TASK STATEMENT
Reproduce the listing verbatim, starting with its first line and ending after the line that contains "632, 858, 645]".

Annotated region listings
## Begin
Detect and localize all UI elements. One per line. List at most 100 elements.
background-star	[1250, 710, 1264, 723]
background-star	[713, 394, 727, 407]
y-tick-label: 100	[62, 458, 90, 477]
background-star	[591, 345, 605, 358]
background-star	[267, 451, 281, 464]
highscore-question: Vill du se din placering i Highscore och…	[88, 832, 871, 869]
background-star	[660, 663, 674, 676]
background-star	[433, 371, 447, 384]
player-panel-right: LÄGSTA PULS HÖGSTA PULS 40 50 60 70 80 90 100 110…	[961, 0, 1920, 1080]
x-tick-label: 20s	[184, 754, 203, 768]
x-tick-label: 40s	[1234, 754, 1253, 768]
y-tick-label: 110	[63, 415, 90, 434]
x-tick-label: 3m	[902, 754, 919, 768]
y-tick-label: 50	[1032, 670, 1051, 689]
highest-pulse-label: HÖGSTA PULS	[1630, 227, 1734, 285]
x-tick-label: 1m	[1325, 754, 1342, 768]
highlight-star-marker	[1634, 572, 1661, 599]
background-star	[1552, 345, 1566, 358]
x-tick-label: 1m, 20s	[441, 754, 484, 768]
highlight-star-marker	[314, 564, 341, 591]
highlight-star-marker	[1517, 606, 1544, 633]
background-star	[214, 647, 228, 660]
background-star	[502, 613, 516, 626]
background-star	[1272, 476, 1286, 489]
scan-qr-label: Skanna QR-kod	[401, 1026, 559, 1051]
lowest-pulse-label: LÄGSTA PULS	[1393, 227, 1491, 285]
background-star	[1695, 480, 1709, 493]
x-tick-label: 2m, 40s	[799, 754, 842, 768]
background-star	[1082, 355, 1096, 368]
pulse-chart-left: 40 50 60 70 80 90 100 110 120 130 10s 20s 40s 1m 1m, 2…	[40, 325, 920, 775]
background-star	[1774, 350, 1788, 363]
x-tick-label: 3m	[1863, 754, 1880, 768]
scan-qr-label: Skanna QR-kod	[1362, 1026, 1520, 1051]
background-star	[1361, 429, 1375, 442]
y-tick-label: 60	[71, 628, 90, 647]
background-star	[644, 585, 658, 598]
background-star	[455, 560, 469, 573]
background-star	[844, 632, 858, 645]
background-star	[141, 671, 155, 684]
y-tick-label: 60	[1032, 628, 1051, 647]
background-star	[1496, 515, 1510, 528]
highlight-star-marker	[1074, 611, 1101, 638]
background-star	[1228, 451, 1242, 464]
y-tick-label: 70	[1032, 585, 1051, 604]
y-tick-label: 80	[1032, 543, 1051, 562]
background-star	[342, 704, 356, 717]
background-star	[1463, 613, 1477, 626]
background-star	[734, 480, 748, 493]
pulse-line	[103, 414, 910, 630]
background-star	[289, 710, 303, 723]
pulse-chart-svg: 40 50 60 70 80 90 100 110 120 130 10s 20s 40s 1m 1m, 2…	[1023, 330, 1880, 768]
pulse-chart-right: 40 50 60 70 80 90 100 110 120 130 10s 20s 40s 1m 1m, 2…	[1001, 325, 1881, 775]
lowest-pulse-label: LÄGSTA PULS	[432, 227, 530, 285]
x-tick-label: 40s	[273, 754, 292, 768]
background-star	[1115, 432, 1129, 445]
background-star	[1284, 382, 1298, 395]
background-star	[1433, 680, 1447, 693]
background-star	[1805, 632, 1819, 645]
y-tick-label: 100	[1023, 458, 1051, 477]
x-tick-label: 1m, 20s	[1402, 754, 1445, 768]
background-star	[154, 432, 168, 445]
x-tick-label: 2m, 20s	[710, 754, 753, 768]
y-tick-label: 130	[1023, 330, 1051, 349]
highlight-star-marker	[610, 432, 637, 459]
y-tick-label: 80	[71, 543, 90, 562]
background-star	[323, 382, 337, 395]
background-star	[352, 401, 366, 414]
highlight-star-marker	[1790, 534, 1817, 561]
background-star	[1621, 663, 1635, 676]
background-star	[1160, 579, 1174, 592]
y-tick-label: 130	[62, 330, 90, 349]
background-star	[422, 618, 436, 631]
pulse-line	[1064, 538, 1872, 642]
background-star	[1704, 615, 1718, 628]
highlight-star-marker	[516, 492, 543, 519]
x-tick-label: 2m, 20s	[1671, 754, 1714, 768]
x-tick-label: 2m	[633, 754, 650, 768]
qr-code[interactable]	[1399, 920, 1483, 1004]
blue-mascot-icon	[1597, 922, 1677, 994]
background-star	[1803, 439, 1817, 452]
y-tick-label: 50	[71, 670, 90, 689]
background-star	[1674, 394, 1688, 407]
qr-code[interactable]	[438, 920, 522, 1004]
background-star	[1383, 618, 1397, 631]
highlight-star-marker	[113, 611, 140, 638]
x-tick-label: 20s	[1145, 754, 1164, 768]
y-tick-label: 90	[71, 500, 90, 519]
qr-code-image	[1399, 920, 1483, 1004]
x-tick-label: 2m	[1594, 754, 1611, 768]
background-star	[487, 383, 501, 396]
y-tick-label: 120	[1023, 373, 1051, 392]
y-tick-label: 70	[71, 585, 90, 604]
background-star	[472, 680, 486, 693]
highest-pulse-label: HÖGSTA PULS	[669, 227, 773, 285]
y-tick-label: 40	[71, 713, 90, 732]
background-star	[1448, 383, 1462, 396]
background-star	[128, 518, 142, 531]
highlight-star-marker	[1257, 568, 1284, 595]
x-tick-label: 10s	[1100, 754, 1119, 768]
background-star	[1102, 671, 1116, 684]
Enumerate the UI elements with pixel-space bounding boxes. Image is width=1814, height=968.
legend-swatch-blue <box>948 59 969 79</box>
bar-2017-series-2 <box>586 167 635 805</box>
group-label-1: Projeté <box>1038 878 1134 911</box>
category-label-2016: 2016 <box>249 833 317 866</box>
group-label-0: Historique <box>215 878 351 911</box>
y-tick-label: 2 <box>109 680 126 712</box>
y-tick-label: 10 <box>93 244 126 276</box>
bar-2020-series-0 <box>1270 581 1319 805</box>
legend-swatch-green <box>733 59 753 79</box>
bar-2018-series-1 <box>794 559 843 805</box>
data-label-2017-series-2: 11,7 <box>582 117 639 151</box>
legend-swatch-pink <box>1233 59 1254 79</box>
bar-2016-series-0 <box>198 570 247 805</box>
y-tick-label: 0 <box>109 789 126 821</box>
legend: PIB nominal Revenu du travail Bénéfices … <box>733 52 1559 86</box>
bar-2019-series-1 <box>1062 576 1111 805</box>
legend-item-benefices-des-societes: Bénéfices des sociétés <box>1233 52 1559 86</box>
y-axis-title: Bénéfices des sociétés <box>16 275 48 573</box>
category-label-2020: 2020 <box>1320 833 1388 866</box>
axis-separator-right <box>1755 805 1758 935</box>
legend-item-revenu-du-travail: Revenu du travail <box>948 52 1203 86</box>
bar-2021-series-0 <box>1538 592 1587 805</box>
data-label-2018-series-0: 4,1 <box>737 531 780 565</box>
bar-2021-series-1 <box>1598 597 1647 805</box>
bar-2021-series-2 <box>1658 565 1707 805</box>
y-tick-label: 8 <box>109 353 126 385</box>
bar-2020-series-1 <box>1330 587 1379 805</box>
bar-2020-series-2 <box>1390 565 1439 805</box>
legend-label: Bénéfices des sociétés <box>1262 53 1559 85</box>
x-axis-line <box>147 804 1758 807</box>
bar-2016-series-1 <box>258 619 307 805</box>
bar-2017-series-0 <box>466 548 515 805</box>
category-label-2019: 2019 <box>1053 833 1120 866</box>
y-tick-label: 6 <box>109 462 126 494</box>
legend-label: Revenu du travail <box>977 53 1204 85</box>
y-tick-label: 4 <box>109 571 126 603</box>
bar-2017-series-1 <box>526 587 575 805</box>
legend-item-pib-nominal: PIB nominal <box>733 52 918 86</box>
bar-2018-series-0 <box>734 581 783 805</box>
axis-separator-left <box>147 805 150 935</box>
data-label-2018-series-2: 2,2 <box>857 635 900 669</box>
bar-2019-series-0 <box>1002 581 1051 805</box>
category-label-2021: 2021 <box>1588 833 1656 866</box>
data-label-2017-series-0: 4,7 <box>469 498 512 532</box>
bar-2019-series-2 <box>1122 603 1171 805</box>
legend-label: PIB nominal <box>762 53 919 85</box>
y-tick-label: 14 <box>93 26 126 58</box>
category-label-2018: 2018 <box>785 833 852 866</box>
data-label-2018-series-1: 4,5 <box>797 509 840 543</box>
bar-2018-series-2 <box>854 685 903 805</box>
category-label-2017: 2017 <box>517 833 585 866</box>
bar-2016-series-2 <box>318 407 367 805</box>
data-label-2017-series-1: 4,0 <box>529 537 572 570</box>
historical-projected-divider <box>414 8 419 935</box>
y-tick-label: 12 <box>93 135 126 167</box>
## End
FINAL RESULT
Detect and localize all UI elements. One per line. List at most 100 elements.
background-star	[1250, 710, 1264, 723]
background-star	[713, 394, 727, 407]
y-tick-label: 100	[62, 458, 90, 477]
background-star	[591, 345, 605, 358]
background-star	[267, 451, 281, 464]
highscore-question: Vill du se din placering i Highscore och…	[88, 832, 871, 869]
background-star	[660, 663, 674, 676]
background-star	[433, 371, 447, 384]
player-panel-right: LÄGSTA PULS HÖGSTA PULS 40 50 60 70 80 90 100 110…	[961, 0, 1920, 1080]
x-tick-label: 20s	[184, 754, 203, 768]
x-tick-label: 40s	[1234, 754, 1253, 768]
y-tick-label: 110	[63, 415, 90, 434]
x-tick-label: 3m	[902, 754, 919, 768]
y-tick-label: 50	[1032, 670, 1051, 689]
highest-pulse-label: HÖGSTA PULS	[1630, 227, 1734, 285]
x-tick-label: 1m	[1325, 754, 1342, 768]
highlight-star-marker	[1634, 572, 1661, 599]
background-star	[1552, 345, 1566, 358]
x-tick-label: 1m, 20s	[441, 754, 484, 768]
highlight-star-marker	[314, 564, 341, 591]
highlight-star-marker	[1517, 606, 1544, 633]
background-star	[214, 647, 228, 660]
background-star	[502, 613, 516, 626]
background-star	[1272, 476, 1286, 489]
scan-qr-label: Skanna QR-kod	[401, 1026, 559, 1051]
lowest-pulse-label: LÄGSTA PULS	[1393, 227, 1491, 285]
background-star	[1695, 480, 1709, 493]
x-tick-label: 2m, 40s	[799, 754, 842, 768]
background-star	[1082, 355, 1096, 368]
pulse-chart-left: 40 50 60 70 80 90 100 110 120 130 10s 20s 40s 1m 1m, 2…	[40, 325, 920, 775]
background-star	[1774, 350, 1788, 363]
x-tick-label: 3m	[1863, 754, 1880, 768]
scan-qr-label: Skanna QR-kod	[1362, 1026, 1520, 1051]
background-star	[1361, 429, 1375, 442]
y-tick-label: 60	[71, 628, 90, 647]
background-star	[644, 585, 658, 598]
background-star	[455, 560, 469, 573]
background-star	[844, 632, 858, 645]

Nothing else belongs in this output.